Problem to work on
Return all of the data exactly, with nothing left out but the pictures.
··· Given records
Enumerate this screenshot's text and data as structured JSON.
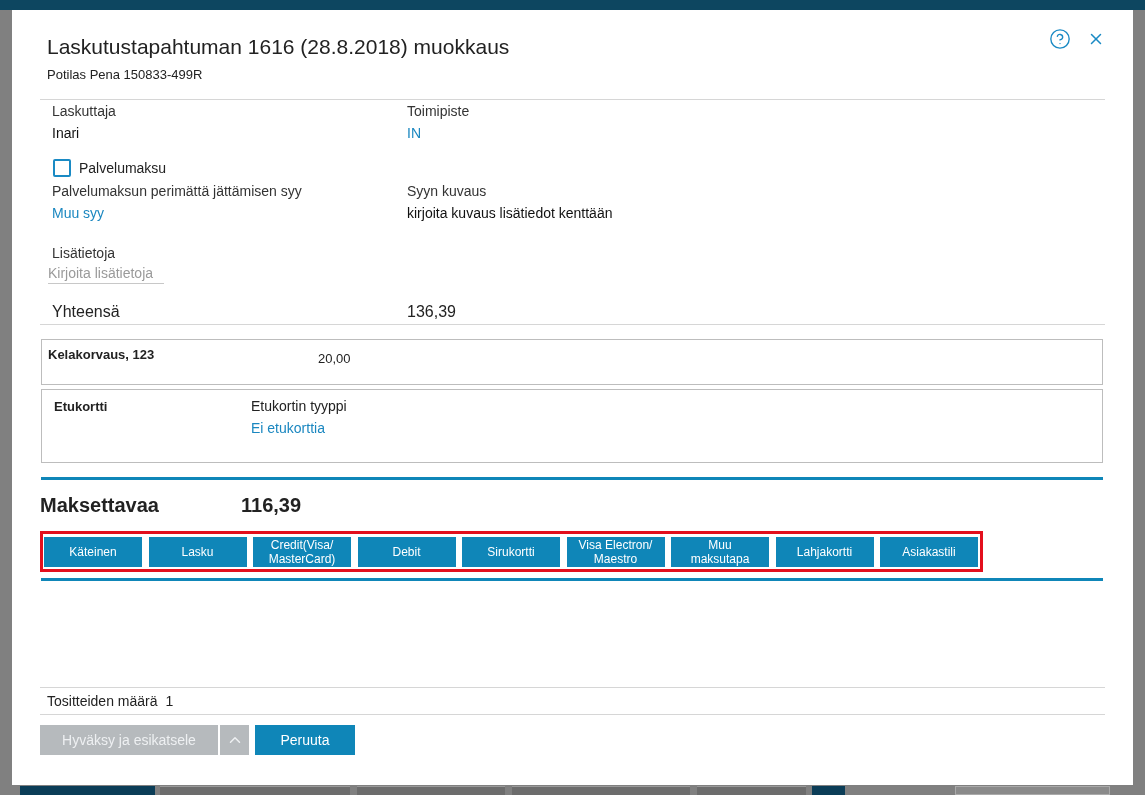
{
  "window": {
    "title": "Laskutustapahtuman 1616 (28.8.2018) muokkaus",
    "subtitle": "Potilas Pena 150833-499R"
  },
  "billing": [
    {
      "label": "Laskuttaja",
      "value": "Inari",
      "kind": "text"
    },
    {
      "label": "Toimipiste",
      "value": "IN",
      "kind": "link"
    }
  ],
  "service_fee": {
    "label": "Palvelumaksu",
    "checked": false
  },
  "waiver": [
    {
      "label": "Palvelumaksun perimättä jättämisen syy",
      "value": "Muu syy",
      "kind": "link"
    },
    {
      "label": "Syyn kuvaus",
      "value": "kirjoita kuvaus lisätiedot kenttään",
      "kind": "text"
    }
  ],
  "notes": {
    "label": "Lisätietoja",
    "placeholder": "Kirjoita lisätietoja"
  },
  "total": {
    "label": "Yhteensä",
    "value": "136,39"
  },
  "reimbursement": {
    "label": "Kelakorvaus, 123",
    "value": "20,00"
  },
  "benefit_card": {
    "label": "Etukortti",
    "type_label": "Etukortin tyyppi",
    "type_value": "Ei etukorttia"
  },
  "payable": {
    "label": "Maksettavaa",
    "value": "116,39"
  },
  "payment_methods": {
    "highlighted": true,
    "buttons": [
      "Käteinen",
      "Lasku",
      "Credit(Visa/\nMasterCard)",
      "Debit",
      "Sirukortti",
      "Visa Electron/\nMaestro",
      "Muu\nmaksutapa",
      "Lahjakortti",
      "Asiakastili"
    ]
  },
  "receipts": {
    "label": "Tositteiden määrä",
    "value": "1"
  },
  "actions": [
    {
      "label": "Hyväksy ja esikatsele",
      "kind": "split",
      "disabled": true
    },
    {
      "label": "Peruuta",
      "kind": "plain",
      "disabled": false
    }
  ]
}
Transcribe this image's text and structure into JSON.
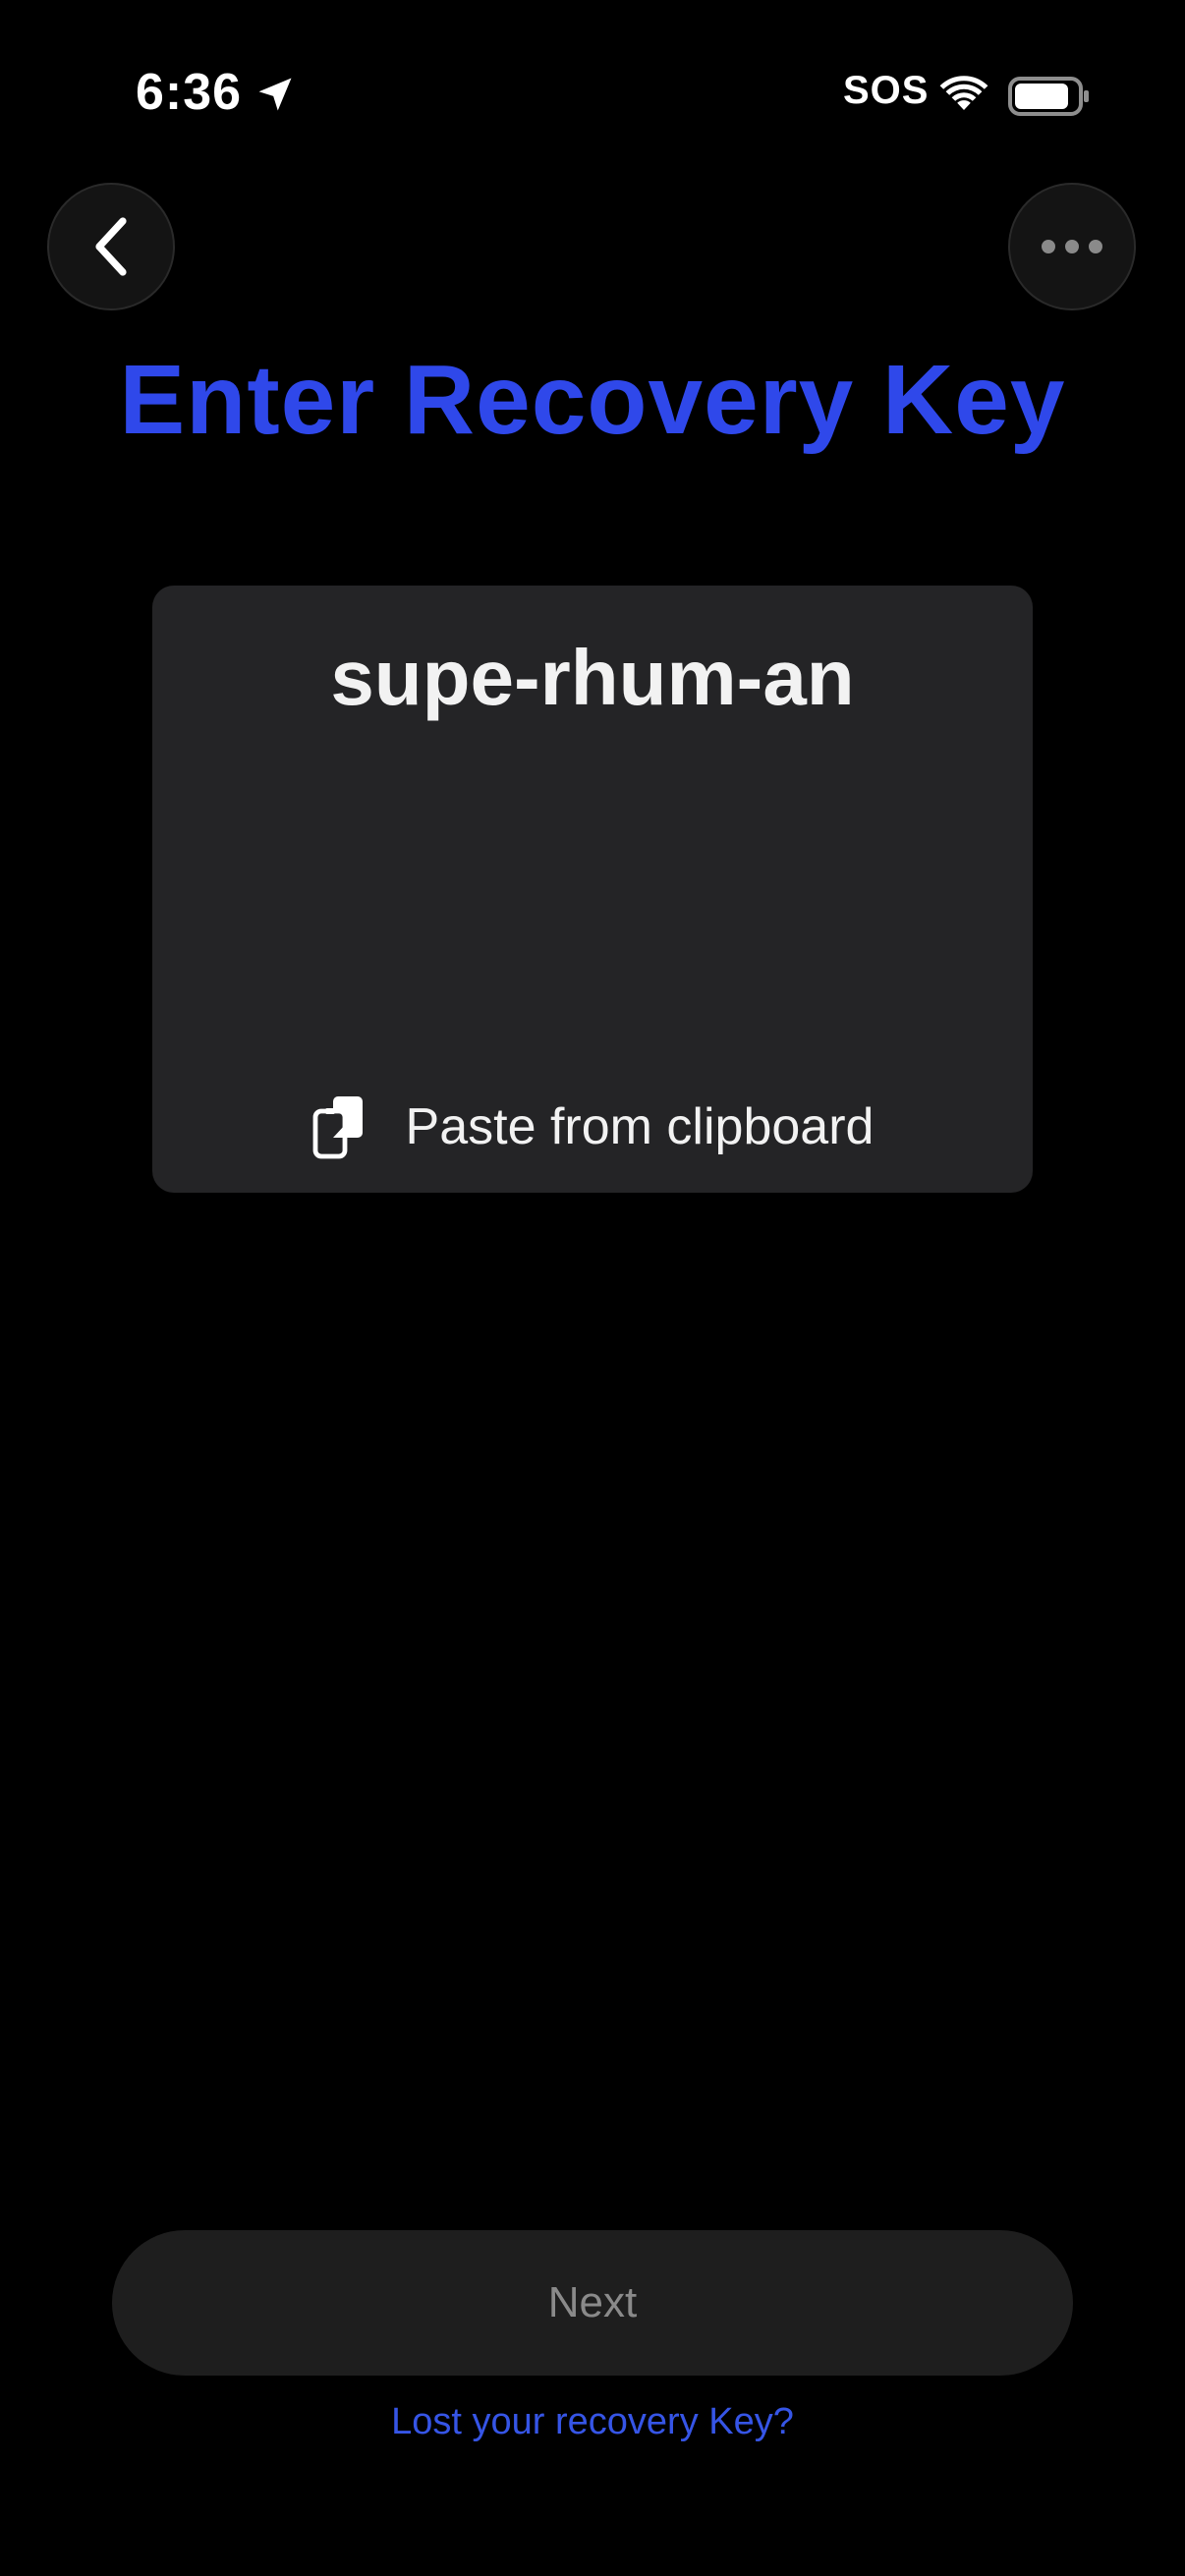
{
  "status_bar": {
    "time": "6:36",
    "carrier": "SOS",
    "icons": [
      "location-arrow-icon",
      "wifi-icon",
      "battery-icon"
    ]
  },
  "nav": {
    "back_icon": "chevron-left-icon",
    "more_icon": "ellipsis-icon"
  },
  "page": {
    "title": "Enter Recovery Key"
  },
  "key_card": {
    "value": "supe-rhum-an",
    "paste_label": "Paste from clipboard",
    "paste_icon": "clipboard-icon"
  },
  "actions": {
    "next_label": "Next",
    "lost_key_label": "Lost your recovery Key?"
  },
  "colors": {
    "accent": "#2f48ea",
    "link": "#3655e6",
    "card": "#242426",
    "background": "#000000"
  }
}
······
Output
Enumerate this screenshot's text and data as structured JSON.
{
  "window": {
    "title": "Laskutustapahtuman 1616 (28.8.2018) muokkaus",
    "subtitle": "Potilas Pena 150833-499R"
  },
  "billing": [
    {
      "label": "Laskuttaja",
      "value": "Inari",
      "kind": "text"
    },
    {
      "label": "Toimipiste",
      "value": "IN",
      "kind": "link"
    }
  ],
  "service_fee": {
    "label": "Palvelumaksu",
    "checked": false
  },
  "waiver": [
    {
      "label": "Palvelumaksun perimättä jättämisen syy",
      "value": "Muu syy",
      "kind": "link"
    },
    {
      "label": "Syyn kuvaus",
      "value": "kirjoita kuvaus lisätiedot kenttään",
      "kind": "text"
    }
  ],
  "notes": {
    "label": "Lisätietoja",
    "placeholder": "Kirjoita lisätietoja"
  },
  "total": {
    "label": "Yhteensä",
    "value": "136,39"
  },
  "reimbursement": {
    "label": "Kelakorvaus, 123",
    "value": "20,00"
  },
  "benefit_card": {
    "label": "Etukortti",
    "type_label": "Etukortin tyyppi",
    "type_value": "Ei etukorttia"
  },
  "payable": {
    "label": "Maksettavaa",
    "value": "116,39"
  },
  "payment_methods": {
    "highlighted": true,
    "buttons": [
      "Käteinen",
      "Lasku",
      "Credit(Visa/\nMasterCard)",
      "Debit",
      "Sirukortti",
      "Visa Electron/\nMaestro",
      "Muu\nmaksutapa",
      "Lahjakortti",
      "Asiakastili"
    ]
  },
  "receipts": {
    "label": "Tositteiden määrä",
    "value": "1"
  },
  "actions": [
    {
      "label": "Hyväksy ja esikatsele",
      "kind": "split",
      "disabled": true
    },
    {
      "label": "Peruuta",
      "kind": "plain",
      "disabled": false
    }
  ]
}
Transcribe this image's text and structure into JSON.
{
  "status_bar": {
    "time": "6:36",
    "carrier": "SOS",
    "icons": [
      "location-arrow-icon",
      "wifi-icon",
      "battery-icon"
    ]
  },
  "nav": {
    "back_icon": "chevron-left-icon",
    "more_icon": "ellipsis-icon"
  },
  "page": {
    "title": "Enter Recovery Key"
  },
  "key_card": {
    "value": "supe-rhum-an",
    "paste_label": "Paste from clipboard",
    "paste_icon": "clipboard-icon"
  },
  "actions": {
    "next_label": "Next",
    "lost_key_label": "Lost your recovery Key?"
  },
  "colors": {
    "accent": "#2f48ea",
    "link": "#3655e6",
    "card": "#242426",
    "background": "#000000"
  }
}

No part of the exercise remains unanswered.